─── DATA ENTRIES
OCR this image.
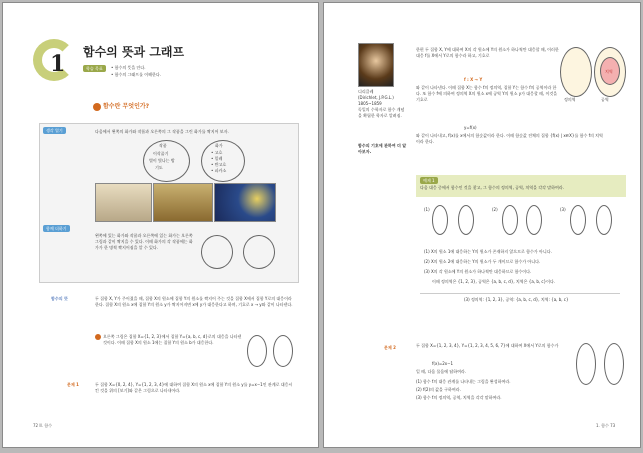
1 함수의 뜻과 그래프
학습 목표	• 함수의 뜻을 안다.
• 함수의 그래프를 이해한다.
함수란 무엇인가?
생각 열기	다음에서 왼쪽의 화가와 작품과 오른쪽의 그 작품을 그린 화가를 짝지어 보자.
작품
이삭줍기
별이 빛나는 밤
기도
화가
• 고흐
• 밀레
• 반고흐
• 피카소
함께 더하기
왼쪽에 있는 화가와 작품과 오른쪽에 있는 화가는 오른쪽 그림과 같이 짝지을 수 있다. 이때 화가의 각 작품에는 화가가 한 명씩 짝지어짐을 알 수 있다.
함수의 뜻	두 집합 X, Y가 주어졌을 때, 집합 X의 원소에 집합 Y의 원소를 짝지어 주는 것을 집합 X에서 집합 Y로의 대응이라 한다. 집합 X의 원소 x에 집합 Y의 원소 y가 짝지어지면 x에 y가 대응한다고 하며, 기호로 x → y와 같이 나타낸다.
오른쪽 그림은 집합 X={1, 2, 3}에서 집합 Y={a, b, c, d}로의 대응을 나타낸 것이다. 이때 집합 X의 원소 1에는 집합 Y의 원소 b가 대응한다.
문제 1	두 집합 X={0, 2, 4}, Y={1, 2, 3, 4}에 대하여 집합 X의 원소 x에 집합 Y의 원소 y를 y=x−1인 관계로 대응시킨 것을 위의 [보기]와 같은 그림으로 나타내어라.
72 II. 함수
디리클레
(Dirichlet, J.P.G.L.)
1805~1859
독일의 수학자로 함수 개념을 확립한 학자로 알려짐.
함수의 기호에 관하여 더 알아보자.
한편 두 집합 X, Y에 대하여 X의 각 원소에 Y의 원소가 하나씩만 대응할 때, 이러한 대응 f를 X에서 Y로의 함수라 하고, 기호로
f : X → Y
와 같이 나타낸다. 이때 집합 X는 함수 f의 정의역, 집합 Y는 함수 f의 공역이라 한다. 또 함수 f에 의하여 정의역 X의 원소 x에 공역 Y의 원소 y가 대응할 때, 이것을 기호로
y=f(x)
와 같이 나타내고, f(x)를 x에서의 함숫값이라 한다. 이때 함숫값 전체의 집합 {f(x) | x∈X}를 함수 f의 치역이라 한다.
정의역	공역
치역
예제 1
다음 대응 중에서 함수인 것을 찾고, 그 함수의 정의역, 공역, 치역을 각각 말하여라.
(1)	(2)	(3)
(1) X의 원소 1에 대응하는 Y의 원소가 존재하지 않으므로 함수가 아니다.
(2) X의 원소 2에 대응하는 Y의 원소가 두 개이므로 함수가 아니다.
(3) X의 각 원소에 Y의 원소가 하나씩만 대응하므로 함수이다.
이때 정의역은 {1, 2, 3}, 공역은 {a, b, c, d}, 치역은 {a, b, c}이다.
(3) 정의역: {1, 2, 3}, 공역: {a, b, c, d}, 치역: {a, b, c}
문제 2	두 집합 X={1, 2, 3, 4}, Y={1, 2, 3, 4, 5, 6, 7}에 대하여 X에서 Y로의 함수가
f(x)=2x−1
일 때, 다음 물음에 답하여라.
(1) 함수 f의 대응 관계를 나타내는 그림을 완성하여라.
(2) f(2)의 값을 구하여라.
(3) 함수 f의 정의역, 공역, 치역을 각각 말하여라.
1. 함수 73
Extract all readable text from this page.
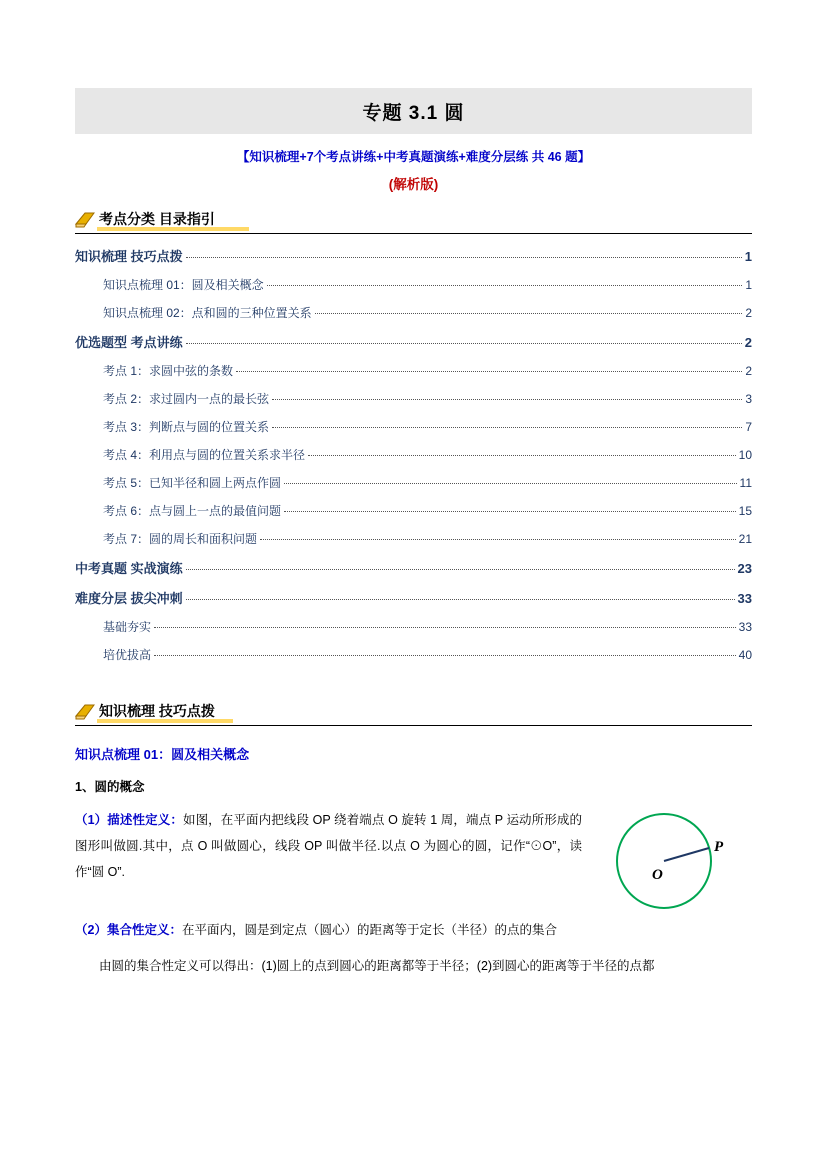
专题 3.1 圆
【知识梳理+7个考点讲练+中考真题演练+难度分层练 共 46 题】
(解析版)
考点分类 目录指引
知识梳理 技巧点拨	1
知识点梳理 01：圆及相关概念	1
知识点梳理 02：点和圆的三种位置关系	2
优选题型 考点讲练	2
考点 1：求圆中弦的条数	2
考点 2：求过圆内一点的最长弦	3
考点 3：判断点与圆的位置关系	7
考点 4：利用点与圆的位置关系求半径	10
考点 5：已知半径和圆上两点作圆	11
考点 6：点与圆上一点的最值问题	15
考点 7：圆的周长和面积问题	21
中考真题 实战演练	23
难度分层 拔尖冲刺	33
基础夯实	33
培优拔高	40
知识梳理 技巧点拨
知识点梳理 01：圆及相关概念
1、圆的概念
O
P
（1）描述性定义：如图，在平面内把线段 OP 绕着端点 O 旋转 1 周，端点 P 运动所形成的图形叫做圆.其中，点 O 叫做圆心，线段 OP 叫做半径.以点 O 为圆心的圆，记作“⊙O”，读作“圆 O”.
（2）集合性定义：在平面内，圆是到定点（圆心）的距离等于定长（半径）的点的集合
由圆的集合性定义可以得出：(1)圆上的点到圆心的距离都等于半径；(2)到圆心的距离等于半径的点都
──────
■ WRITTEN TASK ■
Say how many lines in the records hold the string "知识点梳理", and say nothing else.

■ RIGHT ANSWER ■
3